DOCUMENT SECTION

────────────────────

The second reshuffle, announced on 7 May 2007, changed some of ministers of the cabinet. The changes are:

| Five new ministers: Andi Mattalata (Minister of Law and Human Rights); Mohammad Lukman Edy (State Minister for Acceleration of Development in Backwards Regions); Jusman Syafii Djamal (Minister of Transportation); Mohammad Nuh (Minister of Information and Communication); Hendarman Supandji (Attorney General); ; | Two ministers that were rotated to a different office: Hatta Rajasa (State Secretary, previously Minister of Transportation); Sofyan Djalil (State Minister of State Enterprises, previously Minister of Information and Communication); ; | Five ministers that were relieved from the cabinet: Hamid Awaluddin (Minister of Law and Human Rights); Soegiharto (State Minister of State Enterprises); Yusril Ihza Mahendra (State Secretary); Saifullah Yusuf (State Minister for Acceleration of Development in Backwards Regions); Abdul Rahman Saleh (Attorney General); ; |

==Later changes==
- Boediono was replaced by Sri Mulyani Indrawati as Coordinating Minister for Economics due to Boediono's appointment for the Governor of the Bank of Indonesia in May 2008.
- Maj. Gen. (ret.) Mardiyanto replaced Lt. Gen. (ret.) M. Ma'ruf as Minister of Interior Affairs in August 2007 after Ma'ruf suffered a stroke and heart attack in March.

────────────────────

RECORD EXCERPTS

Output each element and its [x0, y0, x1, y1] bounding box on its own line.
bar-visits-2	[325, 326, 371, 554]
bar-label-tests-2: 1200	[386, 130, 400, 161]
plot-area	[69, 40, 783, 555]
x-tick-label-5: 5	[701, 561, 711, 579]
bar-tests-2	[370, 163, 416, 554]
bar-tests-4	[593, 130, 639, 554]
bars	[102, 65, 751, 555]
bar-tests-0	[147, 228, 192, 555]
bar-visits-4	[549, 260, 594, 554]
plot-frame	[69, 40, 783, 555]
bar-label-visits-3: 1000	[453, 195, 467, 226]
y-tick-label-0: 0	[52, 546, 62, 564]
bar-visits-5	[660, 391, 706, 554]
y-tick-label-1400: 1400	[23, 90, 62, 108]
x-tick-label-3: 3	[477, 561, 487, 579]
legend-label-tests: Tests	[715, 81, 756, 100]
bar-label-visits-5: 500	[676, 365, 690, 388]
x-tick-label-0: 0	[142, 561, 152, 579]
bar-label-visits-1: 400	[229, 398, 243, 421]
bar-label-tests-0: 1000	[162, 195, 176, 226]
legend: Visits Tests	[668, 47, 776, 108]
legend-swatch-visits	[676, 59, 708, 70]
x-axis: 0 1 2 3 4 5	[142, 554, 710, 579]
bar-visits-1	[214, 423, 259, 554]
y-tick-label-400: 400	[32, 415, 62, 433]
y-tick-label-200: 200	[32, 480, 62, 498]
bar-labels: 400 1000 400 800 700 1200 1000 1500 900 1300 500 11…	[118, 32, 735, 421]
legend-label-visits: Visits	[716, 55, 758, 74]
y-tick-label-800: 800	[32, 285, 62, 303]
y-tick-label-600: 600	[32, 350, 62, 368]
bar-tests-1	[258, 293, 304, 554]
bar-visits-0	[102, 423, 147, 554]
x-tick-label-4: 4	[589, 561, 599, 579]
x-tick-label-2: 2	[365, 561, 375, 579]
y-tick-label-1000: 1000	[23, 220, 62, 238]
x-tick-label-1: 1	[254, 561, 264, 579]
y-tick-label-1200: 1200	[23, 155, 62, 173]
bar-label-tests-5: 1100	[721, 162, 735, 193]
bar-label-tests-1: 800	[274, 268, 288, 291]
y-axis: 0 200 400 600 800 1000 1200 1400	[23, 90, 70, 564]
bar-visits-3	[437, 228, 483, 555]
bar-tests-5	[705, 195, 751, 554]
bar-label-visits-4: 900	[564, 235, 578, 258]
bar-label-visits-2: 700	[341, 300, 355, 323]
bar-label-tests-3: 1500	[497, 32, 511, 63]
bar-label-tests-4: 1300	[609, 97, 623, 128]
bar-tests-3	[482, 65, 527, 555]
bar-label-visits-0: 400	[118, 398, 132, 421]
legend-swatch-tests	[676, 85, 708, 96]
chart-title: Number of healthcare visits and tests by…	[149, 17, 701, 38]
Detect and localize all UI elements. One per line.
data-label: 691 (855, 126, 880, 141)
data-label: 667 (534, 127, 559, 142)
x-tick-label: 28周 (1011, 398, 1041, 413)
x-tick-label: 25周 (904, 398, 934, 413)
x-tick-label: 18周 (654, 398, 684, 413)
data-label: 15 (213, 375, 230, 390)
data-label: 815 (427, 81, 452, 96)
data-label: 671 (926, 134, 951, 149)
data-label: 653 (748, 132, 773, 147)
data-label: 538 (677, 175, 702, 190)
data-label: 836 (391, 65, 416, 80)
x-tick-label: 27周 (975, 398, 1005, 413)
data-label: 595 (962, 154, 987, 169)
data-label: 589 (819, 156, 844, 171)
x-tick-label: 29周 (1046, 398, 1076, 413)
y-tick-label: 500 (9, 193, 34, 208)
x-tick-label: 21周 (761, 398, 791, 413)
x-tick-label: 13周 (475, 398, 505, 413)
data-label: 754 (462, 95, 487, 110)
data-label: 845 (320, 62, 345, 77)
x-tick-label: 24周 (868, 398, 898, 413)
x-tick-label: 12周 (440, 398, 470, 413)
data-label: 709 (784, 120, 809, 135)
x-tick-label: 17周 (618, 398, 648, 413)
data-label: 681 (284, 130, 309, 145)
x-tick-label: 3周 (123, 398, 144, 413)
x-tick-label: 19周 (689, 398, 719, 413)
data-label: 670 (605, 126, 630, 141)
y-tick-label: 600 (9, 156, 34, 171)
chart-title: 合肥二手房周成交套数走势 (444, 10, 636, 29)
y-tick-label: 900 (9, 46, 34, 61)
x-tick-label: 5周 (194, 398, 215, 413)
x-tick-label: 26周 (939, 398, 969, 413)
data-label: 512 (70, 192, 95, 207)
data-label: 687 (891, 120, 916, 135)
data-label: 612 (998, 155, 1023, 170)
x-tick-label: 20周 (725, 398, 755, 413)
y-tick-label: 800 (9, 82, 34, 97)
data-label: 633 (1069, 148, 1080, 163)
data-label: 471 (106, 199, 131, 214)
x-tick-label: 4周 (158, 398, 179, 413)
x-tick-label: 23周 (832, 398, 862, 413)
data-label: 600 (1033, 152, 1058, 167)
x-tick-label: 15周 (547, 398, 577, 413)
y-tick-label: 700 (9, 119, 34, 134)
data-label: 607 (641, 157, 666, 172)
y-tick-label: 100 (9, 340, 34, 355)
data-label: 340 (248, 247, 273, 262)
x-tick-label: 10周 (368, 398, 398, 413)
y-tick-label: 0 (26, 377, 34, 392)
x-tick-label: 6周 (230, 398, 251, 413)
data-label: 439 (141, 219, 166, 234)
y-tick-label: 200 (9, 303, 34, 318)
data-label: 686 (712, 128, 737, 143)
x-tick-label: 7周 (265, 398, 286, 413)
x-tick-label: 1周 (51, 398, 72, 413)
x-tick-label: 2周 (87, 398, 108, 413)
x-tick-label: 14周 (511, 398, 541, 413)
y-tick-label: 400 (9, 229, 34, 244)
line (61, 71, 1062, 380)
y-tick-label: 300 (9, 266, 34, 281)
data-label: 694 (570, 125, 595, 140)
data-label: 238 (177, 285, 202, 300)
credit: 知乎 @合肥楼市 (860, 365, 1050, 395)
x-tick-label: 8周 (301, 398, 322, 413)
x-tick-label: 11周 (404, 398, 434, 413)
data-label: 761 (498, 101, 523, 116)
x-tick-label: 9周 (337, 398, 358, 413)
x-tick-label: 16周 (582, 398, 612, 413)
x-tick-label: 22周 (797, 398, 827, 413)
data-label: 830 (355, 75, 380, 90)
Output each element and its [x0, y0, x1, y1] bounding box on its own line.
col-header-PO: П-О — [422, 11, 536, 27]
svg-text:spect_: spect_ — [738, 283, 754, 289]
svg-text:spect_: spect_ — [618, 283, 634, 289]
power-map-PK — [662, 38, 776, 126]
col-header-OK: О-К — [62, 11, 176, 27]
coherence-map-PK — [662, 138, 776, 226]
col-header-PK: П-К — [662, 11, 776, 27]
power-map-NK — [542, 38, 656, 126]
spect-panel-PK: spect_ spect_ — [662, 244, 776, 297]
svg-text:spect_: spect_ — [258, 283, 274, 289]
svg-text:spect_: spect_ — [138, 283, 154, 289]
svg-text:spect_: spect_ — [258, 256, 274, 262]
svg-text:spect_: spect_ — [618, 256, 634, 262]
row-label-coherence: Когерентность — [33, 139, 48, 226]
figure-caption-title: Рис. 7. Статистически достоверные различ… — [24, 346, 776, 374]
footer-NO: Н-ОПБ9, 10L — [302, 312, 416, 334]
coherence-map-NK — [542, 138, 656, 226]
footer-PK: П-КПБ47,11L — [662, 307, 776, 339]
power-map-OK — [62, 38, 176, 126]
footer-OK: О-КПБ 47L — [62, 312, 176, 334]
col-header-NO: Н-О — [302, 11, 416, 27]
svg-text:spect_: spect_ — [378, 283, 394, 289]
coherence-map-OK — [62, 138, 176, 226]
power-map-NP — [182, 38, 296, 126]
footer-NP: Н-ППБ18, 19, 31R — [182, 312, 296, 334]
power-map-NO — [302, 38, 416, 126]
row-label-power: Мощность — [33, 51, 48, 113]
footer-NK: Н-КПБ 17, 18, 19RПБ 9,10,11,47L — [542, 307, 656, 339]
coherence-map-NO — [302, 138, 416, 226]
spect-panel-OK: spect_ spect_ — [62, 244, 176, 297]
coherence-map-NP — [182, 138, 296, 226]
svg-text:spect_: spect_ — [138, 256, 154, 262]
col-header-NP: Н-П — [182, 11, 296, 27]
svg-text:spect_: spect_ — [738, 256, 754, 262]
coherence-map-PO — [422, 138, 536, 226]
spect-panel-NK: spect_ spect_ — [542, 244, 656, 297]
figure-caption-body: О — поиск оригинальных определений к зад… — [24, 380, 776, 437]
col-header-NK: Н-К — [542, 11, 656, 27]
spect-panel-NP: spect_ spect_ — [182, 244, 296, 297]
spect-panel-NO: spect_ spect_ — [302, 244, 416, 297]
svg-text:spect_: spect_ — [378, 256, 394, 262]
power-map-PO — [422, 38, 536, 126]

────────────────────

WORK REQUEST
According to the cabinet reshuffle text, why was Boediono replaced as Coordinating Minister for Economics? Answer in one to three sentences.

YOUR SOLUTION
Boediono was replaced by Sri Mulyani Indrawati because he was appointed Governor of the Bank of Indonesia in May 2008.